**Objective**
Each entry has to be copied exactly, with nothing missed.

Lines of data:
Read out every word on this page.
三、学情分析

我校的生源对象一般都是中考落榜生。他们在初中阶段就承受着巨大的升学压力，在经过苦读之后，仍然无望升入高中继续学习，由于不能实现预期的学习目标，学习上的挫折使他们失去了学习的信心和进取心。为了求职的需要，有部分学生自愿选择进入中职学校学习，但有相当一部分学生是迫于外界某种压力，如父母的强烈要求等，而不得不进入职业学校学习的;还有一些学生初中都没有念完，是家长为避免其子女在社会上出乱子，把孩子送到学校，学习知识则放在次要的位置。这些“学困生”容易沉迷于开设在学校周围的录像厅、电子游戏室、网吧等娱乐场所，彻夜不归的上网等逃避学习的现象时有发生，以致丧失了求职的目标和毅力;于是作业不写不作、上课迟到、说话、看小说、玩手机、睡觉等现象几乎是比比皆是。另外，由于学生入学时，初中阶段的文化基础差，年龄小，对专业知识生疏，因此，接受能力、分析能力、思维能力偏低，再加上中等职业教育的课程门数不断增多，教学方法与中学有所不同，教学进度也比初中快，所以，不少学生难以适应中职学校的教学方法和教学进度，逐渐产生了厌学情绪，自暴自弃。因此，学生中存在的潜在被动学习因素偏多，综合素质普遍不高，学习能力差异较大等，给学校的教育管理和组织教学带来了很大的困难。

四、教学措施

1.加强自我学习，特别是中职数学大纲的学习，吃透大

**Expected answer**
Read out every word on this page.
三、学情分析

我校的生源对象一般都是中考落榜生。他们在初中阶段就承受着巨大的升学压力，在经过苦读之后，仍然无望升入高中继续学习，由于不能实现预期的学习目标，学习上的挫折使他们失去了学习的信心和进取心。为了求职的需要，有部分学生自愿选择进入中职学校学习，但有相当一部分学生是迫于外界某种压力，如父母的强烈要求等，而不得不进入职业学校学习的;还有一些学生初中都没有念完，是家长为避免其子女在社会上出乱子，把孩子送到学校，学习知识则放在次要的位置。这些“学困生”容易沉迷于开设在学校周围的录像厅、电子游戏室、网吧等娱乐场所，彻夜不归的上网等逃避学习的现象时有发生，以致丧失了求职的目标和毅力;于是作业不写不作、上课迟到、说话、看小说、玩手机、睡觉等现象几乎是比比皆是。另外，由于学生入学时，初中阶段的文化基础差，年龄小，对专业知识生疏，因此，接受能力、分析能力、思维能力偏低，再加上中等职业教育的课程门数不断增多，教学方法与中学有所不同，教学进度也比初中快，所以，不少学生难以适应中职学校的教学方法和教学进度，逐渐产生了厌学情绪，自暴自弃。因此，学生中存在的潜在被动学习因素偏多，综合素质普遍不高，学习能力差异较大等，给学校的教育管理和组织教学带来了很大的困难。

四、教学措施

1.加强自我学习，特别是中职数学大纲的学习，吃透大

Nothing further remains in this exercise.